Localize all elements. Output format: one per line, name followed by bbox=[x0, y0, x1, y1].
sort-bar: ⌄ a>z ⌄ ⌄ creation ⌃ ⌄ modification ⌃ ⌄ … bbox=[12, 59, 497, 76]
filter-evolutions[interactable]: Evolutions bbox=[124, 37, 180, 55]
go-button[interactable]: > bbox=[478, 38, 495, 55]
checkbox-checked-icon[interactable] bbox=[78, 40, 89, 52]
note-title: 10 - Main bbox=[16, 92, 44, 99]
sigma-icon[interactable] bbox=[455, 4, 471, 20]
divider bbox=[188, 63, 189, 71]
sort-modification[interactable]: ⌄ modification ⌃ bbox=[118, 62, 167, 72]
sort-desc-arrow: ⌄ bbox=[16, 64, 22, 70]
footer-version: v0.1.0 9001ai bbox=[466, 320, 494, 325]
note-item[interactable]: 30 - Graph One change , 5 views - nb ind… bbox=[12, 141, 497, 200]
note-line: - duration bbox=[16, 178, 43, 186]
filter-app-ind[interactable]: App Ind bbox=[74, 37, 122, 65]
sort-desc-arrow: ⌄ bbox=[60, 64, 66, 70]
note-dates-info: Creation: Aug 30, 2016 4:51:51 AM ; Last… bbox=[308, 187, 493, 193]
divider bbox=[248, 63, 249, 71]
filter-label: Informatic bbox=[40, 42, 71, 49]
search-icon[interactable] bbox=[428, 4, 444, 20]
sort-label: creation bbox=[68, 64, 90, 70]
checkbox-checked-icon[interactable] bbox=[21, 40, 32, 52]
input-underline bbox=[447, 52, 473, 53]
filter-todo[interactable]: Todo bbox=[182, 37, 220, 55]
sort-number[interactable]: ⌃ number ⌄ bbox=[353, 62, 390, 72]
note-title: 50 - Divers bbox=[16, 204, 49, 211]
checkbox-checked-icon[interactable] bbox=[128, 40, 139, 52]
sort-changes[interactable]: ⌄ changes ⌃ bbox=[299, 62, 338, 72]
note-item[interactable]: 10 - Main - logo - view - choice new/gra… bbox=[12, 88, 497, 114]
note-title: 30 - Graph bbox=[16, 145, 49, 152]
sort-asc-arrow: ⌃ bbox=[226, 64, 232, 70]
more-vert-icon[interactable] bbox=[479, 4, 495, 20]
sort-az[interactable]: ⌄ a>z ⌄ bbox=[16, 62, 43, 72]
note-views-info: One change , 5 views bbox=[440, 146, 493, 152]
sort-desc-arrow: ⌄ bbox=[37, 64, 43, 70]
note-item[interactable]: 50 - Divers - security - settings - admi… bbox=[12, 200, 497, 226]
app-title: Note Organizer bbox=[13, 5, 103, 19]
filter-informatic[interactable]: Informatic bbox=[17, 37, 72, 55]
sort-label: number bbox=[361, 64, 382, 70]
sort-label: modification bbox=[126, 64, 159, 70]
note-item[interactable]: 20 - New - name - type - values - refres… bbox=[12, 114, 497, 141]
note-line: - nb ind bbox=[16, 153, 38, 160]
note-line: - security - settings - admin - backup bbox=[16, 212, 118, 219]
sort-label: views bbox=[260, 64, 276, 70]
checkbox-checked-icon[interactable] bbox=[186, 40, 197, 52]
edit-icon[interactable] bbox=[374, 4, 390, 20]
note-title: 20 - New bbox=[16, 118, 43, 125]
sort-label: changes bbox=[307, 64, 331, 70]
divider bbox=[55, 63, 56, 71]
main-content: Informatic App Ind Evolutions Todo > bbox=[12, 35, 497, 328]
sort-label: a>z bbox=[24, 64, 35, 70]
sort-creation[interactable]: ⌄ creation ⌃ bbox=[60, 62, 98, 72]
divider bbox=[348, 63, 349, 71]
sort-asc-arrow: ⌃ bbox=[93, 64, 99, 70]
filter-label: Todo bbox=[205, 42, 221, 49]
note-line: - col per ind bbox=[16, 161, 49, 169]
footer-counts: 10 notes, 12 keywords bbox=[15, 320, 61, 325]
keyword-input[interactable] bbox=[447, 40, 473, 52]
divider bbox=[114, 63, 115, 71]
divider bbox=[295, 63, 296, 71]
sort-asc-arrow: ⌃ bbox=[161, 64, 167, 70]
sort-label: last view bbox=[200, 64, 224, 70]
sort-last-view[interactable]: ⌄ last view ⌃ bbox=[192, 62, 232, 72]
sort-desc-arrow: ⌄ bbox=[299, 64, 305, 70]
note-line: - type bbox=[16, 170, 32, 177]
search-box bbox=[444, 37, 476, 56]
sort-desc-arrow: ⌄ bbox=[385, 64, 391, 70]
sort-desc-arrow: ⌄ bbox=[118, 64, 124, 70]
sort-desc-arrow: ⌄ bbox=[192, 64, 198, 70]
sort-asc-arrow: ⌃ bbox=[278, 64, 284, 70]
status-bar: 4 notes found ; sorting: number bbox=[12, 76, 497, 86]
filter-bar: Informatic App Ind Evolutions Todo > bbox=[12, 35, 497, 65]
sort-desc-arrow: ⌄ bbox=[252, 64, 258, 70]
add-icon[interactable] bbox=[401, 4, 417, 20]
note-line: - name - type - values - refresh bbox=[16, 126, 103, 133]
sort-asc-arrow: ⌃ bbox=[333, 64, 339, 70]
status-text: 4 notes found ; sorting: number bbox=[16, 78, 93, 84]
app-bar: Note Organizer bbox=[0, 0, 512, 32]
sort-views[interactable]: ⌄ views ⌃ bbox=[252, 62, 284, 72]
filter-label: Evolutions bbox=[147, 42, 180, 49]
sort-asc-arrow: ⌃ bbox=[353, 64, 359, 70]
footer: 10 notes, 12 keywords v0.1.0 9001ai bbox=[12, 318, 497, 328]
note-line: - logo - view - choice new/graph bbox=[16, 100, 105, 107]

########################################

Find every line in the records above that contains the string "logo", and copy each of those lines.

note-item[interactable]: 10 - Main - logo - view - choice new/gra… bbox=[12, 88, 497, 114]
note-line: - logo - view - choice new/graph bbox=[16, 100, 105, 107]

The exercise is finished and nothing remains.